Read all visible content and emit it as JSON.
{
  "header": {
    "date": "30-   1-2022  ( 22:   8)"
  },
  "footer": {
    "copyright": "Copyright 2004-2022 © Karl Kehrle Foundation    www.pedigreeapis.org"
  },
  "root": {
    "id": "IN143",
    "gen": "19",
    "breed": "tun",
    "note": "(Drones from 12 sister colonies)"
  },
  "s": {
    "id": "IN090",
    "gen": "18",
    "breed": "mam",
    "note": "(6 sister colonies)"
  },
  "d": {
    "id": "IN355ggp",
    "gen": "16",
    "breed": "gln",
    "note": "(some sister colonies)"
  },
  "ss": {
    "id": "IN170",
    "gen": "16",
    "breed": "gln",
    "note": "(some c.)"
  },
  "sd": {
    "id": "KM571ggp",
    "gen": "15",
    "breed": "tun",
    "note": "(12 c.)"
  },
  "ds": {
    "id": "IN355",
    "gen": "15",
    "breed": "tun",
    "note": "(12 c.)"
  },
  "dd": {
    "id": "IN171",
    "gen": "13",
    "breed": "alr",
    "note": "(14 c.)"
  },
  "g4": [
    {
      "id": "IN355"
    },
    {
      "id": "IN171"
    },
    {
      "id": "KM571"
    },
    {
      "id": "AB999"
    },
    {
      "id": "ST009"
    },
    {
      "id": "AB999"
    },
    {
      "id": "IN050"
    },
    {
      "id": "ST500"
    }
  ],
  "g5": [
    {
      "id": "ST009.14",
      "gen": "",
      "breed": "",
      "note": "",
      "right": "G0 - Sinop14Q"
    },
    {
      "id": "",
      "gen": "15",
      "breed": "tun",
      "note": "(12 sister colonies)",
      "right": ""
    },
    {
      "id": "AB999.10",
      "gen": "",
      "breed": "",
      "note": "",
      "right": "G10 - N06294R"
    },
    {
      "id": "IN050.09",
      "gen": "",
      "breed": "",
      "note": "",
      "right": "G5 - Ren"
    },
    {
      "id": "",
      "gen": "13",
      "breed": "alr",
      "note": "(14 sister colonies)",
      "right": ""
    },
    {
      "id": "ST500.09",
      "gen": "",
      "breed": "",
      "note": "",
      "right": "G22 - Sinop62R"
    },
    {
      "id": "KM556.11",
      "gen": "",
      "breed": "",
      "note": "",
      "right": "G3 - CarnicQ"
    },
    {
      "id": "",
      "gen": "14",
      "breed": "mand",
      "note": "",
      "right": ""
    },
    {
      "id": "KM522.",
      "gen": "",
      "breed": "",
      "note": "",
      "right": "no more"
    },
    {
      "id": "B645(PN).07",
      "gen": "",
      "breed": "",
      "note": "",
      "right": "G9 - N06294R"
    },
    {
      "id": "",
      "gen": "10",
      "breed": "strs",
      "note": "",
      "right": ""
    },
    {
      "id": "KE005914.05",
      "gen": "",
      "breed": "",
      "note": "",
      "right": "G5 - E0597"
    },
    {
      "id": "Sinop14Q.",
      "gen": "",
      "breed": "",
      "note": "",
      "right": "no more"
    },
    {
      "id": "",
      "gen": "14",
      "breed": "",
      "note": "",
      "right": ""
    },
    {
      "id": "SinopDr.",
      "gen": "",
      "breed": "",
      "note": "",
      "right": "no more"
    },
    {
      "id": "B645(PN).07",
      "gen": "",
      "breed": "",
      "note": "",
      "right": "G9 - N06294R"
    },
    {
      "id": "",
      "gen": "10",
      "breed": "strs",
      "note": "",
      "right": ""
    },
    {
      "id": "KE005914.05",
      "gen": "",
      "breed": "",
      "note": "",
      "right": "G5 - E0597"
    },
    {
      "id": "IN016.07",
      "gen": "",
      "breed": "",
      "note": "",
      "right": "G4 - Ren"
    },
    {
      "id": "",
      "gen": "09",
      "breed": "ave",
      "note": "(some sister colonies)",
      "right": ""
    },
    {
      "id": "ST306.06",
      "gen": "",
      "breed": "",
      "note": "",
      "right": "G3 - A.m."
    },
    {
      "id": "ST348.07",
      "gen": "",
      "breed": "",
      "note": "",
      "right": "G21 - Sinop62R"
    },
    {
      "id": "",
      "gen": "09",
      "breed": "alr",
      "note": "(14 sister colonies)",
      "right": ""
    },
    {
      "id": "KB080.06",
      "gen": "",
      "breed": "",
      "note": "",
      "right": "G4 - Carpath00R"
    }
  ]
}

+-------+

WHAT YOU SHOULD DO
Write out all the records above again, exactly as they stand.

WRITTEN SOLUTION
Read all visible content and emit it as JSON.
{
  "header": {
    "date": "30-   1-2022  ( 22:   8)"
  },
  "footer": {
    "copyright": "Copyright 2004-2022 © Karl Kehrle Foundation    www.pedigreeapis.org"
  },
  "root": {
    "id": "IN143",
    "gen": "19",
    "breed": "tun",
    "note": "(Drones from 12 sister colonies)"
  },
  "s": {
    "id": "IN090",
    "gen": "18",
    "breed": "mam",
    "note": "(6 sister colonies)"
  },
  "d": {
    "id": "IN355ggp",
    "gen": "16",
    "breed": "gln",
    "note": "(some sister colonies)"
  },
  "ss": {
    "id": "IN170",
    "gen": "16",
    "breed": "gln",
    "note": "(some c.)"
  },
  "sd": {
    "id": "KM571ggp",
    "gen": "15",
    "breed": "tun",
    "note": "(12 c.)"
  },
  "ds": {
    "id": "IN355",
    "gen": "15",
    "breed": "tun",
    "note": "(12 c.)"
  },
  "dd": {
    "id": "IN171",
    "gen": "13",
    "breed": "alr",
    "note": "(14 c.)"
  },
  "g4": [
    {
      "id": "IN355"
    },
    {
      "id": "IN171"
    },
    {
      "id": "KM571"
    },
    {
      "id": "AB999"
    },
    {
      "id": "ST009"
    },
    {
      "id": "AB999"
    },
    {
      "id": "IN050"
    },
    {
      "id": "ST500"
    }
  ],
  "g5": [
    {
      "id": "ST009.14",
      "gen": "",
      "breed": "",
      "note": "",
      "right": "G0 - Sinop14Q"
    },
    {
      "id": "",
      "gen": "15",
      "breed": "tun",
      "note": "(12 sister colonies)",
      "right": ""
    },
    {
      "id": "AB999.10",
      "gen": "",
      "breed": "",
      "note": "",
      "right": "G10 - N06294R"
    },
    {
      "id": "IN050.09",
      "gen": "",
      "breed": "",
      "note": "",
      "right": "G5 - Ren"
    },
    {
      "id": "",
      "gen": "13",
      "breed": "alr",
      "note": "(14 sister colonies)",
      "right": ""
    },
    {
      "id": "ST500.09",
      "gen": "",
      "breed": "",
      "note": "",
      "right": "G22 - Sinop62R"
    },
    {
      "id": "KM556.11",
      "gen": "",
      "breed": "",
      "note": "",
      "right": "G3 - CarnicQ"
    },
    {
      "id": "",
      "gen": "14",
      "breed": "mand",
      "note": "",
      "right": ""
    },
    {
      "id": "KM522.",
      "gen": "",
      "breed": "",
      "note": "",
      "right": "no more"
    },
    {
      "id": "B645(PN).07",
      "gen": "",
      "breed": "",
      "note": "",
      "right": "G9 - N06294R"
    },
    {
      "id": "",
      "gen": "10",
      "breed": "strs",
      "note": "",
      "right": ""
    },
    {
      "id": "KE005914.05",
      "gen": "",
      "breed": "",
      "note": "",
      "right": "G5 - E0597"
    },
    {
      "id": "Sinop14Q.",
      "gen": "",
      "breed": "",
      "note": "",
      "right": "no more"
    },
    {
      "id": "",
      "gen": "14",
      "breed": "",
      "note": "",
      "right": ""
    },
    {
      "id": "SinopDr.",
      "gen": "",
      "breed": "",
      "note": "",
      "right": "no more"
    },
    {
      "id": "B645(PN).07",
      "gen": "",
      "breed": "",
      "note": "",
      "right": "G9 - N06294R"
    },
    {
      "id": "",
      "gen": "10",
      "breed": "strs",
      "note": "",
      "right": ""
    },
    {
      "id": "KE005914.05",
      "gen": "",
      "breed": "",
      "note": "",
      "right": "G5 - E0597"
    },
    {
      "id": "IN016.07",
      "gen": "",
      "breed": "",
      "note": "",
      "right": "G4 - Ren"
    },
    {
      "id": "",
      "gen": "09",
      "breed": "ave",
      "note": "(some sister colonies)",
      "right": ""
    },
    {
      "id": "ST306.06",
      "gen": "",
      "breed": "",
      "note": "",
      "right": "G3 - A.m."
    },
    {
      "id": "ST348.07",
      "gen": "",
      "breed": "",
      "note": "",
      "right": "G21 - Sinop62R"
    },
    {
      "id": "",
      "gen": "09",
      "breed": "alr",
      "note": "(14 sister colonies)",
      "right": ""
    },
    {
      "id": "KB080.06",
      "gen": "",
      "breed": "",
      "note": "",
      "right": "G4 - Carpath00R"
    }
  ]
}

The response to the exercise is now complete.